Sift the listing for lines that hold the string "xlabel" and pull them out.
>>>>>
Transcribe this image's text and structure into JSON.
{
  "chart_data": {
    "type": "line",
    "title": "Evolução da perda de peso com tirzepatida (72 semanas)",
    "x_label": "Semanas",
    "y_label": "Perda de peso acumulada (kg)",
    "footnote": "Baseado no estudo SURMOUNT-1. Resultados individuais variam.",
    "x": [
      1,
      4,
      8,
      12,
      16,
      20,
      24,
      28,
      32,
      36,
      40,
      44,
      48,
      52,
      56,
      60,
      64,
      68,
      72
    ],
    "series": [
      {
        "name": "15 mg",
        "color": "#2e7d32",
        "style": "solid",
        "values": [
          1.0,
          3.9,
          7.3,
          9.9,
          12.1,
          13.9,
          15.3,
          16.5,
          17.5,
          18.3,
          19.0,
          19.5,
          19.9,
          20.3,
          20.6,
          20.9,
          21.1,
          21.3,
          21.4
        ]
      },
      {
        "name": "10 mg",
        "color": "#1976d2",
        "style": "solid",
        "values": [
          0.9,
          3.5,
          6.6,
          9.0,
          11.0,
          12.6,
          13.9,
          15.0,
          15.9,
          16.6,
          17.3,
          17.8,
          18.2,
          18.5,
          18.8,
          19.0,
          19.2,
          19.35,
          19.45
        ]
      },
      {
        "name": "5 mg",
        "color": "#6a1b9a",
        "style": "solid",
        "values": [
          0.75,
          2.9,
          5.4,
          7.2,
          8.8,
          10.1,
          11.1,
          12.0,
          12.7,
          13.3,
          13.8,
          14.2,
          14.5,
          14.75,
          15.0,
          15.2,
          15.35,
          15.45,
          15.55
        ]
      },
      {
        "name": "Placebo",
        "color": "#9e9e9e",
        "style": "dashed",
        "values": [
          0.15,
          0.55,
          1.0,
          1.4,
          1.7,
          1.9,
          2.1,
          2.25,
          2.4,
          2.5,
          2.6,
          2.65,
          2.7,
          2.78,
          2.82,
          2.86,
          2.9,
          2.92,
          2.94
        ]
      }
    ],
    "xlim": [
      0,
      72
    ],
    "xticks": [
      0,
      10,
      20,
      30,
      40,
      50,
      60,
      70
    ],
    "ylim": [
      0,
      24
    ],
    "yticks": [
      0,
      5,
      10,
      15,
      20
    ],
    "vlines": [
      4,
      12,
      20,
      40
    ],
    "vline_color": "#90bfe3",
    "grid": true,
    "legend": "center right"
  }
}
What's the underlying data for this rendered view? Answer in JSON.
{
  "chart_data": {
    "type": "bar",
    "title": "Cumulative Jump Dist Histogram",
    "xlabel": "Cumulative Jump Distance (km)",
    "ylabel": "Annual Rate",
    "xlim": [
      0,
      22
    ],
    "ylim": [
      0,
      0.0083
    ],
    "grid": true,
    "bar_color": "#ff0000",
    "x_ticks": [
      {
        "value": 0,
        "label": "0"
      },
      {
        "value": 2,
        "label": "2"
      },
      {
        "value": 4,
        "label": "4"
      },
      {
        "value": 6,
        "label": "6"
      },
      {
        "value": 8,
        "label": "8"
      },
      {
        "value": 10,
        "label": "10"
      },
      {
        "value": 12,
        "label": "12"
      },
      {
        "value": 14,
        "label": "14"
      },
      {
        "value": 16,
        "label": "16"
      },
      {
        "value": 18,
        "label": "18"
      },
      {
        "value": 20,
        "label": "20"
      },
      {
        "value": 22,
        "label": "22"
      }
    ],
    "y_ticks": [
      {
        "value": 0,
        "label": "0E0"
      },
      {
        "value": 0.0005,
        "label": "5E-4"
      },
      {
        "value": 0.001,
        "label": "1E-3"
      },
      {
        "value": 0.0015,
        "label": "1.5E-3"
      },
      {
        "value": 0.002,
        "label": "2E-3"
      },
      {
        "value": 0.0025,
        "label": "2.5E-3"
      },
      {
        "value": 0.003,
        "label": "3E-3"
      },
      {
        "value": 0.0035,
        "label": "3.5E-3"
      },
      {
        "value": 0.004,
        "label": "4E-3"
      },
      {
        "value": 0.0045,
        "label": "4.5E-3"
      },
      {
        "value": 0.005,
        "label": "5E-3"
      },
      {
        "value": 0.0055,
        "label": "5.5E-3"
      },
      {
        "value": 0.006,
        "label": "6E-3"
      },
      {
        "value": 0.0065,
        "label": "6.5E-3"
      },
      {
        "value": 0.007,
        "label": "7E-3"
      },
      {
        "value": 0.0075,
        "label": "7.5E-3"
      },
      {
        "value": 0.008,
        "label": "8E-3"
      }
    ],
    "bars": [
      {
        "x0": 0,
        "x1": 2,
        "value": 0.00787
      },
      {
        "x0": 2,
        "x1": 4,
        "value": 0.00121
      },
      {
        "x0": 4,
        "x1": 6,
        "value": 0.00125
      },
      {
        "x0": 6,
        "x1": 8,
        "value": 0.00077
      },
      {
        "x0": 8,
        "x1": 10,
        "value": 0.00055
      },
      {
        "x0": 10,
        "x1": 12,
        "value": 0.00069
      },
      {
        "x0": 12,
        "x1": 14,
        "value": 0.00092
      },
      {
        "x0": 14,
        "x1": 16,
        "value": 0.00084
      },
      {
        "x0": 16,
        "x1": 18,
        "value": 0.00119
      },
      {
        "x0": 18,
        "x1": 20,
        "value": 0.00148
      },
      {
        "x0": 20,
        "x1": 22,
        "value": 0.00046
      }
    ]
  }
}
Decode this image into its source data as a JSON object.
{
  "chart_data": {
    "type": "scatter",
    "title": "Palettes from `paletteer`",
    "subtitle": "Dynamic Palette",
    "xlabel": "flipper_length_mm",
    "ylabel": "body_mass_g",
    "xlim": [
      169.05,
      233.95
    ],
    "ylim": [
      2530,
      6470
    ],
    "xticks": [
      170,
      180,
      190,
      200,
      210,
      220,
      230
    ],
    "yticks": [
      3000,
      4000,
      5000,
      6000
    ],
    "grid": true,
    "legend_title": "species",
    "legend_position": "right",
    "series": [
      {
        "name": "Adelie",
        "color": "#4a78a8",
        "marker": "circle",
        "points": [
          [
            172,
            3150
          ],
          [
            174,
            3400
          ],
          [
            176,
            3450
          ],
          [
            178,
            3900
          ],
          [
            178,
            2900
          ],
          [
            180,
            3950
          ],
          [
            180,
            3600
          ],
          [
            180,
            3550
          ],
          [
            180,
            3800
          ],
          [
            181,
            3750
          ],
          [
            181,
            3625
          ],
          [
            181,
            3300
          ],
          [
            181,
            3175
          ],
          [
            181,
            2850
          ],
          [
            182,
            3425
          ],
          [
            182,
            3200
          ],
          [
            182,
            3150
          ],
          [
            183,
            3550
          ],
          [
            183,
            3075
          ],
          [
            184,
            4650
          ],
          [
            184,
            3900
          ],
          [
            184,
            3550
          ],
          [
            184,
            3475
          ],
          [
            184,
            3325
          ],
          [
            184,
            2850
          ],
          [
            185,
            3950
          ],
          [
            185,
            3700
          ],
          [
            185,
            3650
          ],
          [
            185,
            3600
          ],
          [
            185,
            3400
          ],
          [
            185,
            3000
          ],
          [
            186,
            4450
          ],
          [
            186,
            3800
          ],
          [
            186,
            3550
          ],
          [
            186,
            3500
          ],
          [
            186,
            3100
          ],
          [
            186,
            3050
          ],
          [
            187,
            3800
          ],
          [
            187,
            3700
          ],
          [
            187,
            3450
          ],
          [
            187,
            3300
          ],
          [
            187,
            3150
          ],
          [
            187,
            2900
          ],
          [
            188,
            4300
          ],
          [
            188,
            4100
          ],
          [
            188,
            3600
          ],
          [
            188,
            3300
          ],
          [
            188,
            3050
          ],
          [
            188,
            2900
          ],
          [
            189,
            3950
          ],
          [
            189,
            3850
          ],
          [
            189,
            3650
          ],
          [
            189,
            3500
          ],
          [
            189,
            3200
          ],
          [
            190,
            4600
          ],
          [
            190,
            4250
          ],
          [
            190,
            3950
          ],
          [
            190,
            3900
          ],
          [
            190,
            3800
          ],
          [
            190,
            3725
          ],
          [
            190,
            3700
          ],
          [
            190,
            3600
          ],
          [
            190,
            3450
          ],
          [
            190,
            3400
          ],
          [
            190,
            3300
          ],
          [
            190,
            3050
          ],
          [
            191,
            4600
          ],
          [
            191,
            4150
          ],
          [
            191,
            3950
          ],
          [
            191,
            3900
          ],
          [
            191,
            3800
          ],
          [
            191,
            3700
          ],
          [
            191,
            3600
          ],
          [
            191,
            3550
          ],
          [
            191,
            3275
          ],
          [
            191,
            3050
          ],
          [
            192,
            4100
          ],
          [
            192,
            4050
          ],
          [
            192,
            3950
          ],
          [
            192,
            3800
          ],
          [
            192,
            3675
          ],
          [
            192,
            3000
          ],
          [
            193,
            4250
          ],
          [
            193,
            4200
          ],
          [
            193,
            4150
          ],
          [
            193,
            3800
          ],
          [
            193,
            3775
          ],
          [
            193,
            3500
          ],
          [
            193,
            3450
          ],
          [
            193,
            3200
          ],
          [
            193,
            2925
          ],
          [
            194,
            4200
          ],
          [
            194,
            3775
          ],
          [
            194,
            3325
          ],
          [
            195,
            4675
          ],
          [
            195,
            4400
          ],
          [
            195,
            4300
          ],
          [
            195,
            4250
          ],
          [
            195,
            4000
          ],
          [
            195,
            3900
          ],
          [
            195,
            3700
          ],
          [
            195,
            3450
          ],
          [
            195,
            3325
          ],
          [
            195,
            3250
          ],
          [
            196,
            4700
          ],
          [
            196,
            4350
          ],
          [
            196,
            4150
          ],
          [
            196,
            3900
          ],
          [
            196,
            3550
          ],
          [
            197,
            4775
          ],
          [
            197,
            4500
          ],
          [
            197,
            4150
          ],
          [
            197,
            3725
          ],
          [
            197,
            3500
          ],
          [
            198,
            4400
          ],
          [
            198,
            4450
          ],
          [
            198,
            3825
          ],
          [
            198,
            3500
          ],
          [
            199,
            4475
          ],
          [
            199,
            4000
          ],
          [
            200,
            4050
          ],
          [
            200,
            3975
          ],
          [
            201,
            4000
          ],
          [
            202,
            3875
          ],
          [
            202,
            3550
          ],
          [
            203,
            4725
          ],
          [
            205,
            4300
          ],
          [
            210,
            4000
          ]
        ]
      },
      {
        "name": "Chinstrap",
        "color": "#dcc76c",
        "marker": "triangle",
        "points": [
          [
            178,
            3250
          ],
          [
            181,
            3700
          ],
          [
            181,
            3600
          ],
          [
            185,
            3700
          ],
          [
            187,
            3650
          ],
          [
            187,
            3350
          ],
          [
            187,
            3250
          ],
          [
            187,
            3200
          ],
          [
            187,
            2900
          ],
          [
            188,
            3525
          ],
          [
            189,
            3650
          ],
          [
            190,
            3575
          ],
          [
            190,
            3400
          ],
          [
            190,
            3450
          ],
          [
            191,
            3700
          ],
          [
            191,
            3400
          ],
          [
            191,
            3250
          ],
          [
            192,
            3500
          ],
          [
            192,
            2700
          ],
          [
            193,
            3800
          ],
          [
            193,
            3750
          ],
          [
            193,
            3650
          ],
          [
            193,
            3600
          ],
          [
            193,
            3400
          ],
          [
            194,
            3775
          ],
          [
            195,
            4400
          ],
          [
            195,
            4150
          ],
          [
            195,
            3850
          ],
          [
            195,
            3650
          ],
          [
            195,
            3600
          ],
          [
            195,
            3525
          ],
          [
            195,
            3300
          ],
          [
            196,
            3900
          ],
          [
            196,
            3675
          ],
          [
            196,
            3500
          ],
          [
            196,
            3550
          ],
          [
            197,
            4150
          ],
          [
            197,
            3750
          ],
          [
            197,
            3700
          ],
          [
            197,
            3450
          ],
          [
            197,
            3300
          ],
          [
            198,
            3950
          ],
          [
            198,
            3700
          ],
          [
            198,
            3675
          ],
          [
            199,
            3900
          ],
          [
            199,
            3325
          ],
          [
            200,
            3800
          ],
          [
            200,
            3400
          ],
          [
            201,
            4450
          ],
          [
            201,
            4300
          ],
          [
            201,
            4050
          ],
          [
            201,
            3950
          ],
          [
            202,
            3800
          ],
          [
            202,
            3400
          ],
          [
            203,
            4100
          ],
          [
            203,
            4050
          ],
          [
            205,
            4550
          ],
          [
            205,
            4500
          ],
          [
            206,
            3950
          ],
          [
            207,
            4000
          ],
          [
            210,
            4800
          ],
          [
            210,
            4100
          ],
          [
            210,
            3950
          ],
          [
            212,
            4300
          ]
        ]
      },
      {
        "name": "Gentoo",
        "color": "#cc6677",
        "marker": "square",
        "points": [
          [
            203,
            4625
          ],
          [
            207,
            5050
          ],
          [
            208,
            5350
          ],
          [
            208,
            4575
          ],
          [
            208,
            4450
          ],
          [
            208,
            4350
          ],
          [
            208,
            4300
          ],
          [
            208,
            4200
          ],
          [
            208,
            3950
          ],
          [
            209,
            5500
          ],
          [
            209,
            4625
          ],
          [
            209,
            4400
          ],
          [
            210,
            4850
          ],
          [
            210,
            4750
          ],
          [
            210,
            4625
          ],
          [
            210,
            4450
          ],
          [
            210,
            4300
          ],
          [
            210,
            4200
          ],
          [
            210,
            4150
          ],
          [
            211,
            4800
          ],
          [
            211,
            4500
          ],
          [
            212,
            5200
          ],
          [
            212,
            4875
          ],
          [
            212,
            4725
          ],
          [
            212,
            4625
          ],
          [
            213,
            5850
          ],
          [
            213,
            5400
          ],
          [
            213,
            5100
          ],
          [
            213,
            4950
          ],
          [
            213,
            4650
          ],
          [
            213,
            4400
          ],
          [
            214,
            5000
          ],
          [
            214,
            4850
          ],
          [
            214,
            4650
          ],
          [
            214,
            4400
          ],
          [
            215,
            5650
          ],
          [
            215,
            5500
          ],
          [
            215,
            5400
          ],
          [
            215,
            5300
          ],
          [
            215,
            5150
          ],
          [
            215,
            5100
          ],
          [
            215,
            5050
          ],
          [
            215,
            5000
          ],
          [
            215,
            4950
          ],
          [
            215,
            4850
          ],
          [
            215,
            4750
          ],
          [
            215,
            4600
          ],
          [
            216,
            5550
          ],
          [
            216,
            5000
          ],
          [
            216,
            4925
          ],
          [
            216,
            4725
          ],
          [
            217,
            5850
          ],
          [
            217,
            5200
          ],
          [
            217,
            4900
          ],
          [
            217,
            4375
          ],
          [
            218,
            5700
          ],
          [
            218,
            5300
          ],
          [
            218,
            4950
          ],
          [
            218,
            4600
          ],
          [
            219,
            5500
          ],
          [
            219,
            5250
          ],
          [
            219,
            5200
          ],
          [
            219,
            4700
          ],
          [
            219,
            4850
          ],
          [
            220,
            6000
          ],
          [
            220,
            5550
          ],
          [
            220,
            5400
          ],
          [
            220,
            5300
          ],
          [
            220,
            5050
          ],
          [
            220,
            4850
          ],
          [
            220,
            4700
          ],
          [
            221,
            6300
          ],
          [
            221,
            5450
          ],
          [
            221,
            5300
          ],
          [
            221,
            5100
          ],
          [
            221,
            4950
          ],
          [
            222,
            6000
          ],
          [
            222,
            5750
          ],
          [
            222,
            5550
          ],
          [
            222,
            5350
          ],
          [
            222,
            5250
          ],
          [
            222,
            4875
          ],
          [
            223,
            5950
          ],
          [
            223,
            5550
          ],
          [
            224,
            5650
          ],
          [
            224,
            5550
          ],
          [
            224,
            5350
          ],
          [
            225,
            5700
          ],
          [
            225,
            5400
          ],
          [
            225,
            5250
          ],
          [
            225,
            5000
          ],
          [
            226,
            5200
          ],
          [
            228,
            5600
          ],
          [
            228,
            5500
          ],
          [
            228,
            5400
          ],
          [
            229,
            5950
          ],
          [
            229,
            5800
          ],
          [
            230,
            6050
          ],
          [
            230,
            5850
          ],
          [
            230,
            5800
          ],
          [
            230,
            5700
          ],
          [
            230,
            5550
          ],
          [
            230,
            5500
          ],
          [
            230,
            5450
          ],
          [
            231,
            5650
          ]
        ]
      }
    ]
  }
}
<<<<<
Exercise answer |
    "xlabel": "Cumulative Jump Distance (km)",
    "xlabel": "flipper_length_mm",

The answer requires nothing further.